**What the task requires**
Write the data out again exactly, with no pictures.

::: Source data

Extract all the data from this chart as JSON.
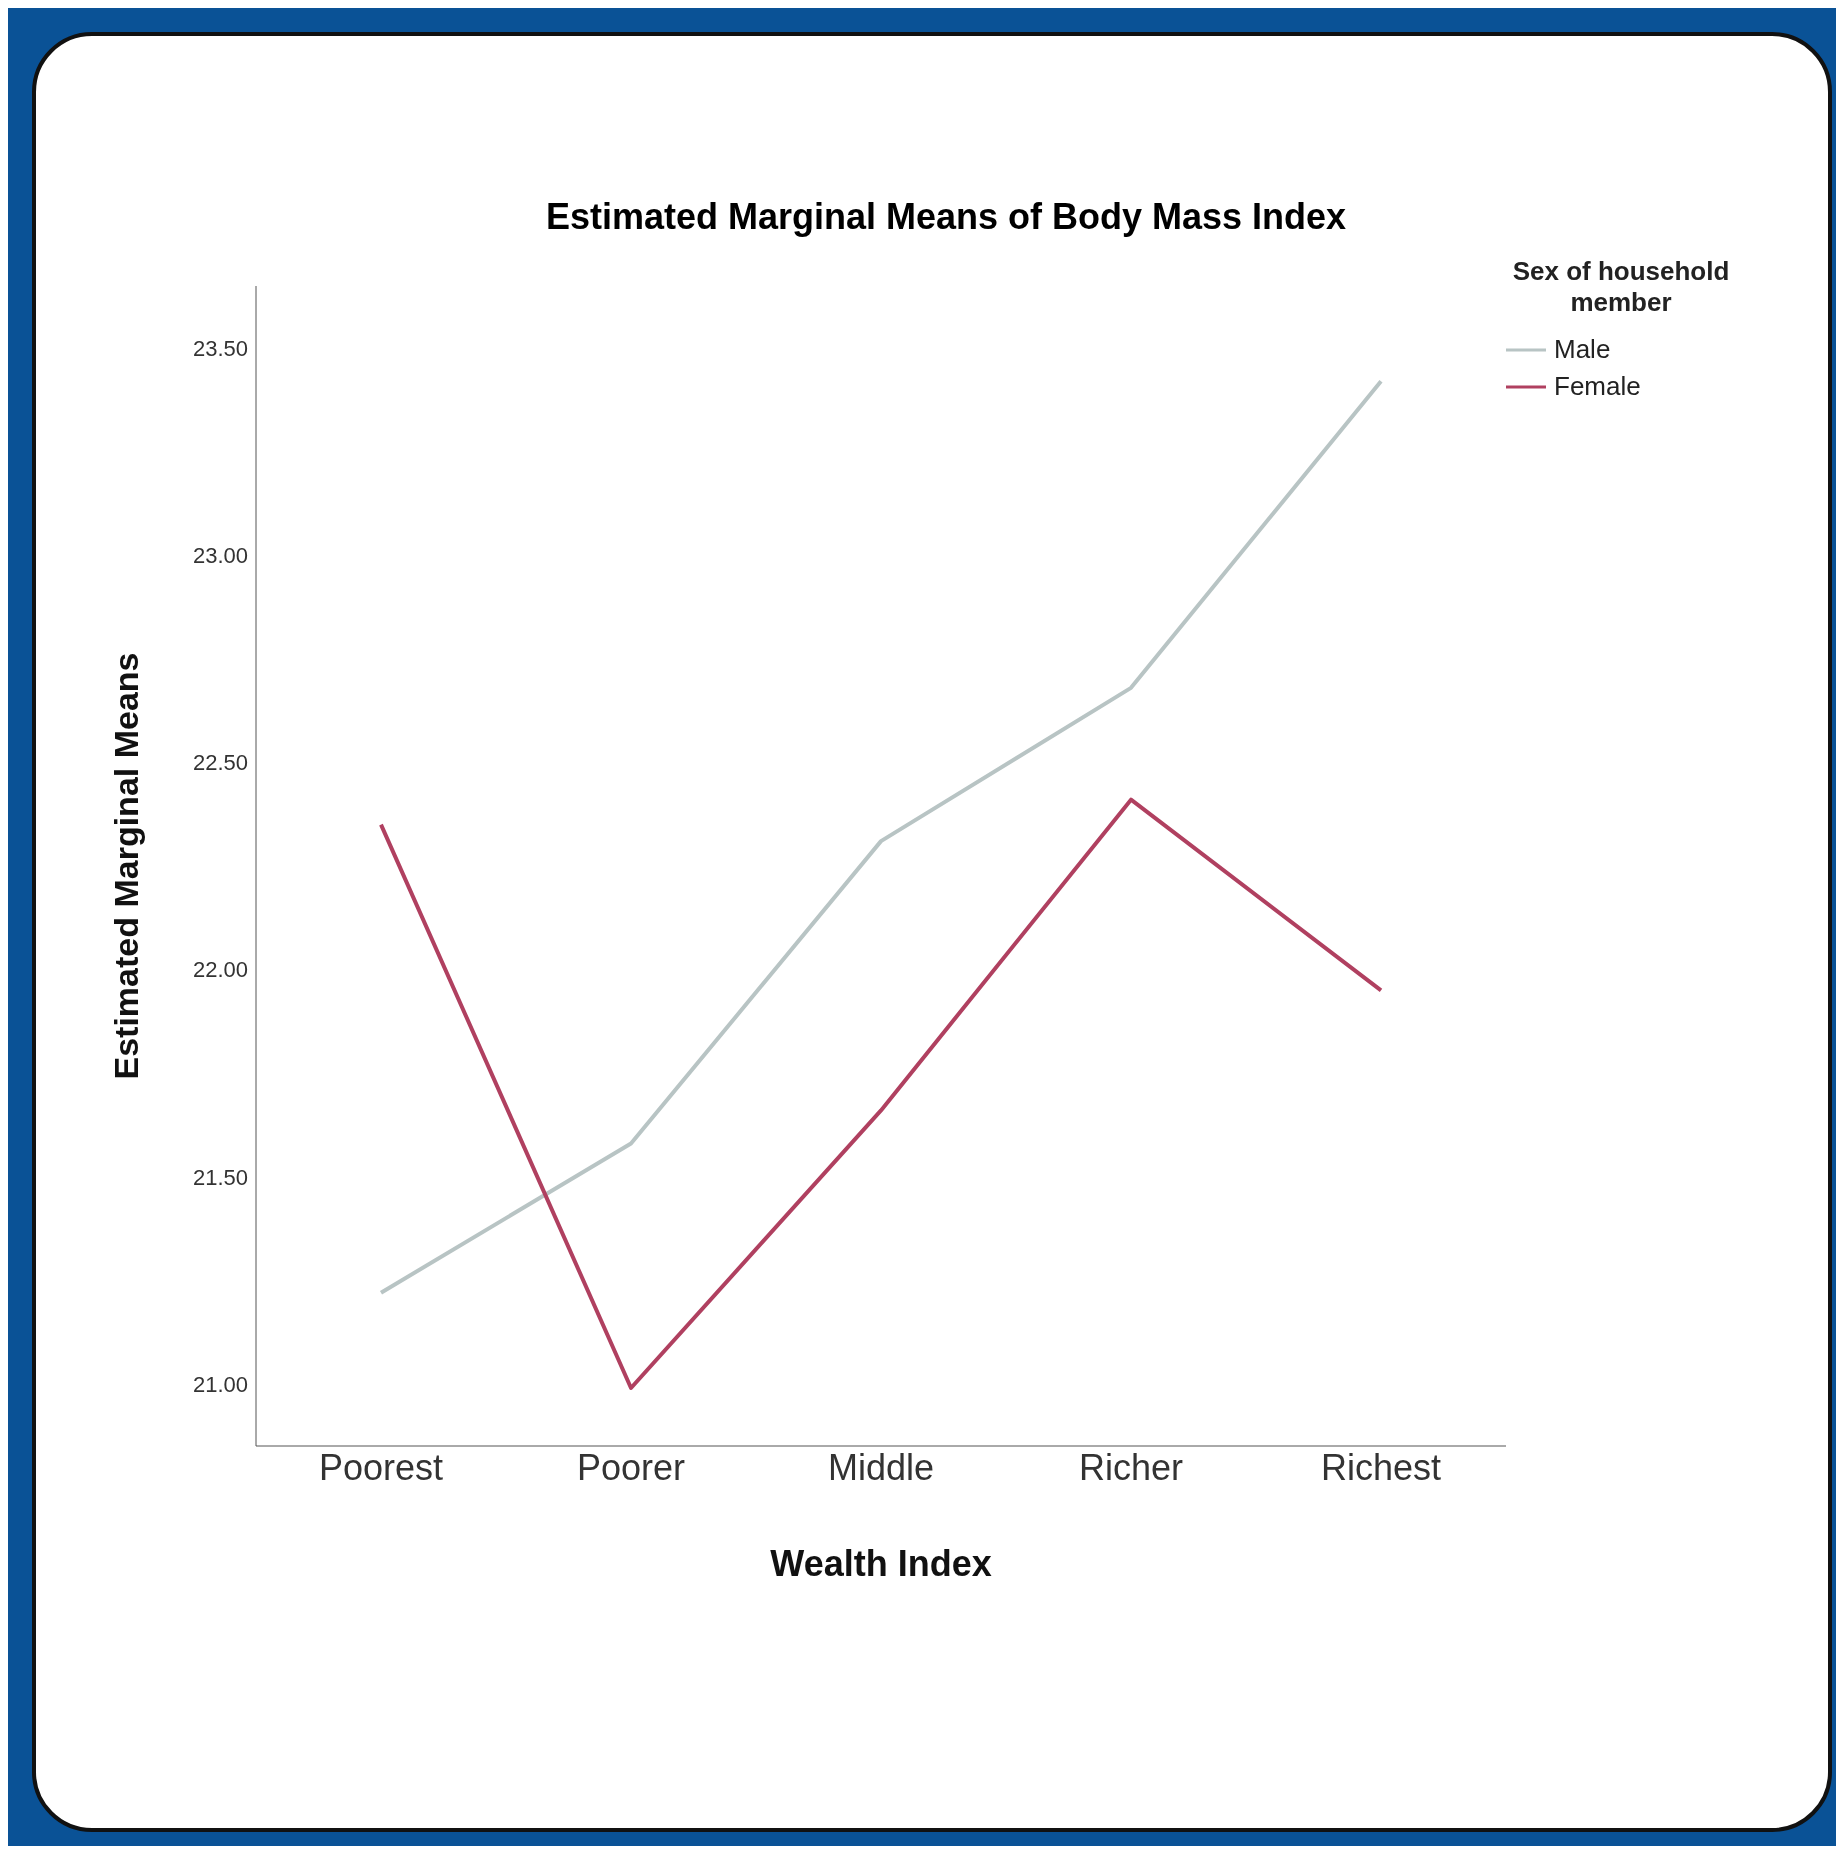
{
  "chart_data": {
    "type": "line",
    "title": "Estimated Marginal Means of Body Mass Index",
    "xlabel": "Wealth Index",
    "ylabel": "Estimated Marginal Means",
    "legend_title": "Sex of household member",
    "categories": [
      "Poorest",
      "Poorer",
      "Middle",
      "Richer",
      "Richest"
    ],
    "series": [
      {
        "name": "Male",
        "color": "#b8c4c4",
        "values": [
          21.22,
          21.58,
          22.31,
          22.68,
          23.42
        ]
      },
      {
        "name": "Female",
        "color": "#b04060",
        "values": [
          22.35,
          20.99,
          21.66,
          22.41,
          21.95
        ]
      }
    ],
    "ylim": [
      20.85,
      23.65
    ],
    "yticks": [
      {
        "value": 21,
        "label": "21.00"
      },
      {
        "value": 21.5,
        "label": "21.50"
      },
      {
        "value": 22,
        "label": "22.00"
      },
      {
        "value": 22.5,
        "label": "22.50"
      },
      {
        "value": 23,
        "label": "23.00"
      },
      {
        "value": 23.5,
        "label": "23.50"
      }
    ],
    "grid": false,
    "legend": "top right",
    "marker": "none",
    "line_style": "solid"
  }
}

::::::

**Full output**
Extract all the data from this chart as JSON.
{
  "chart_data": {
    "type": "line",
    "title": "Estimated Marginal Means of Body Mass Index",
    "xlabel": "Wealth Index",
    "ylabel": "Estimated Marginal Means",
    "legend_title": "Sex of household member",
    "categories": [
      "Poorest",
      "Poorer",
      "Middle",
      "Richer",
      "Richest"
    ],
    "series": [
      {
        "name": "Male",
        "color": "#b8c4c4",
        "values": [
          21.22,
          21.58,
          22.31,
          22.68,
          23.42
        ]
      },
      {
        "name": "Female",
        "color": "#b04060",
        "values": [
          22.35,
          20.99,
          21.66,
          22.41,
          21.95
        ]
      }
    ],
    "ylim": [
      20.85,
      23.65
    ],
    "yticks": [
      {
        "value": 21,
        "label": "21.00"
      },
      {
        "value": 21.5,
        "label": "21.50"
      },
      {
        "value": 22,
        "label": "22.00"
      },
      {
        "value": 22.5,
        "label": "22.50"
      },
      {
        "value": 23,
        "label": "23.00"
      },
      {
        "value": 23.5,
        "label": "23.50"
      }
    ],
    "grid": false,
    "legend": "top right",
    "marker": "none",
    "line_style": "solid"
  }
}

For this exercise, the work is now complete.